Rewrite the records, starting at the beginning and ending at the line that contains "793, 193, 811]", with every "year-unit" replaced by "year-label" and nothing else altered.

### Exercise material
START
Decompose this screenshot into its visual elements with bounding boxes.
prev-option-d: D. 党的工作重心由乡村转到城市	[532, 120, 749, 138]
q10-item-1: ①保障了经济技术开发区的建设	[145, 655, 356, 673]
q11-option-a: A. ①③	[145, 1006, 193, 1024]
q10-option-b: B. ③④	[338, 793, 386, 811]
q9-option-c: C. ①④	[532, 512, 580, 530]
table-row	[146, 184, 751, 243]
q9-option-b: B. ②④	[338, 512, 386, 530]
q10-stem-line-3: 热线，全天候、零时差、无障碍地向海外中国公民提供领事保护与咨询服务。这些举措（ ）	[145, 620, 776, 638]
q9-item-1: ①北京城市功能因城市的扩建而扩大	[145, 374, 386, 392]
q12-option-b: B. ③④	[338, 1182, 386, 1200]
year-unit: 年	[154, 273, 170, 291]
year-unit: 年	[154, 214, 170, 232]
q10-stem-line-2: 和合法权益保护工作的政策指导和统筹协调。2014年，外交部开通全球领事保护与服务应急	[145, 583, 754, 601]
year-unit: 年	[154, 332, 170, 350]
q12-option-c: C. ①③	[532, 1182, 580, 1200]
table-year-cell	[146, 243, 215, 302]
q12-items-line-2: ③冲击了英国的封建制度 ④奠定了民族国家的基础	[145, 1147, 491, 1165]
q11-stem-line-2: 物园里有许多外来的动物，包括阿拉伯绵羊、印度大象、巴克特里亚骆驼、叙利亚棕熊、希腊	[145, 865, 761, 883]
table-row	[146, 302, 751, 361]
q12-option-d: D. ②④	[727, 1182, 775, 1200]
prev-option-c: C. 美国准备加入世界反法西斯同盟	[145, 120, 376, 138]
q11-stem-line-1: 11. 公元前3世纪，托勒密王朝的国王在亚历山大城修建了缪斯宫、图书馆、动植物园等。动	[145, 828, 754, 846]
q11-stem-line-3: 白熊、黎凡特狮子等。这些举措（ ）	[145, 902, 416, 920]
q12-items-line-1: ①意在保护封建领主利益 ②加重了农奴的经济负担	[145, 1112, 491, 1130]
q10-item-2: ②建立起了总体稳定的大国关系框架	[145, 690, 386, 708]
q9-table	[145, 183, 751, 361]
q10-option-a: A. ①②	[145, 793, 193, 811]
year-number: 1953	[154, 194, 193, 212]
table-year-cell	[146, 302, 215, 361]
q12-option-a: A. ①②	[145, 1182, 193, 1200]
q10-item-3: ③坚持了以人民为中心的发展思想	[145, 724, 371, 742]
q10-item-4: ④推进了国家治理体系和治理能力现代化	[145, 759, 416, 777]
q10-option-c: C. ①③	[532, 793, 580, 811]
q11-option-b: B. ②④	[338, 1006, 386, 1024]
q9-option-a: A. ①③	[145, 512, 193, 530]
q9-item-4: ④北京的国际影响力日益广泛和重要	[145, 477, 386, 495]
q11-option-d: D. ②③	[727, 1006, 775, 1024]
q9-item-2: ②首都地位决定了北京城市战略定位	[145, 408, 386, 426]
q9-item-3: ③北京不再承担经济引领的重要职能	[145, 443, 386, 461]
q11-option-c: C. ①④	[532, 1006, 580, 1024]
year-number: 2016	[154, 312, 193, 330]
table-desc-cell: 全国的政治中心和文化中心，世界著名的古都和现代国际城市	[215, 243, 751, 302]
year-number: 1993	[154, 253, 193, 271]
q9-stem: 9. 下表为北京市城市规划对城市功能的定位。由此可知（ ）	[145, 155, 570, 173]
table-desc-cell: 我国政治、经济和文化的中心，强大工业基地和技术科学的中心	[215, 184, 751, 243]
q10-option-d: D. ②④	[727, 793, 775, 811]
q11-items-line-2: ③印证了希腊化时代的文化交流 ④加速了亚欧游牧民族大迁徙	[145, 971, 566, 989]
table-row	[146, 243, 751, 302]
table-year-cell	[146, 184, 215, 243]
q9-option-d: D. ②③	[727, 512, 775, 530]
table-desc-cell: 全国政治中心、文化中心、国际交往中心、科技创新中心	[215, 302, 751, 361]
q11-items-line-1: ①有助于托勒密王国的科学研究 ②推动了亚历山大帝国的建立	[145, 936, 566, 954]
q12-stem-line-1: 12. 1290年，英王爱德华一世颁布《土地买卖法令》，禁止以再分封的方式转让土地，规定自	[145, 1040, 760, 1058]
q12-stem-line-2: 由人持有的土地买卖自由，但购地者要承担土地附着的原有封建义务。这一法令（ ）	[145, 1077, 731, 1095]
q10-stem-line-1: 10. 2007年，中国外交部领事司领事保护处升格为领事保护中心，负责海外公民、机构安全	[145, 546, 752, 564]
END
### Problem solution
Decompose this screenshot into its visual elements with bounding boxes.
prev-option-d: D. 党的工作重心由乡村转到城市	[532, 120, 749, 138]
q10-item-1: ①保障了经济技术开发区的建设	[145, 655, 356, 673]
q11-option-a: A. ①③	[145, 1006, 193, 1024]
q10-option-b: B. ③④	[338, 793, 386, 811]
q9-option-c: C. ①④	[532, 512, 580, 530]
table-row	[146, 184, 751, 243]
q9-option-b: B. ②④	[338, 512, 386, 530]
q10-stem-line-3: 热线，全天候、零时差、无障碍地向海外中国公民提供领事保护与咨询服务。这些举措（ ）	[145, 620, 776, 638]
q9-item-1: ①北京城市功能因城市的扩建而扩大	[145, 374, 386, 392]
q12-option-b: B. ③④	[338, 1182, 386, 1200]
year-label: 年	[154, 273, 170, 291]
year-label: 年	[154, 214, 170, 232]
q10-stem-line-2: 和合法权益保护工作的政策指导和统筹协调。2014年，外交部开通全球领事保护与服务应急	[145, 583, 754, 601]
year-label: 年	[154, 332, 170, 350]
q12-option-c: C. ①③	[532, 1182, 580, 1200]
table-year-cell	[146, 243, 215, 302]
q12-items-line-2: ③冲击了英国的封建制度 ④奠定了民族国家的基础	[145, 1147, 491, 1165]
q11-stem-line-2: 物园里有许多外来的动物，包括阿拉伯绵羊、印度大象、巴克特里亚骆驼、叙利亚棕熊、希腊	[145, 865, 761, 883]
table-row	[146, 302, 751, 361]
q12-option-d: D. ②④	[727, 1182, 775, 1200]
prev-option-c: C. 美国准备加入世界反法西斯同盟	[145, 120, 376, 138]
q11-stem-line-1: 11. 公元前3世纪，托勒密王朝的国王在亚历山大城修建了缪斯宫、图书馆、动植物园等。动	[145, 828, 754, 846]
q11-stem-line-3: 白熊、黎凡特狮子等。这些举措（ ）	[145, 902, 416, 920]
q12-items-line-1: ①意在保护封建领主利益 ②加重了农奴的经济负担	[145, 1112, 491, 1130]
q10-item-2: ②建立起了总体稳定的大国关系框架	[145, 690, 386, 708]
q9-table	[145, 183, 751, 361]
q10-option-a: A. ①②	[145, 793, 193, 811]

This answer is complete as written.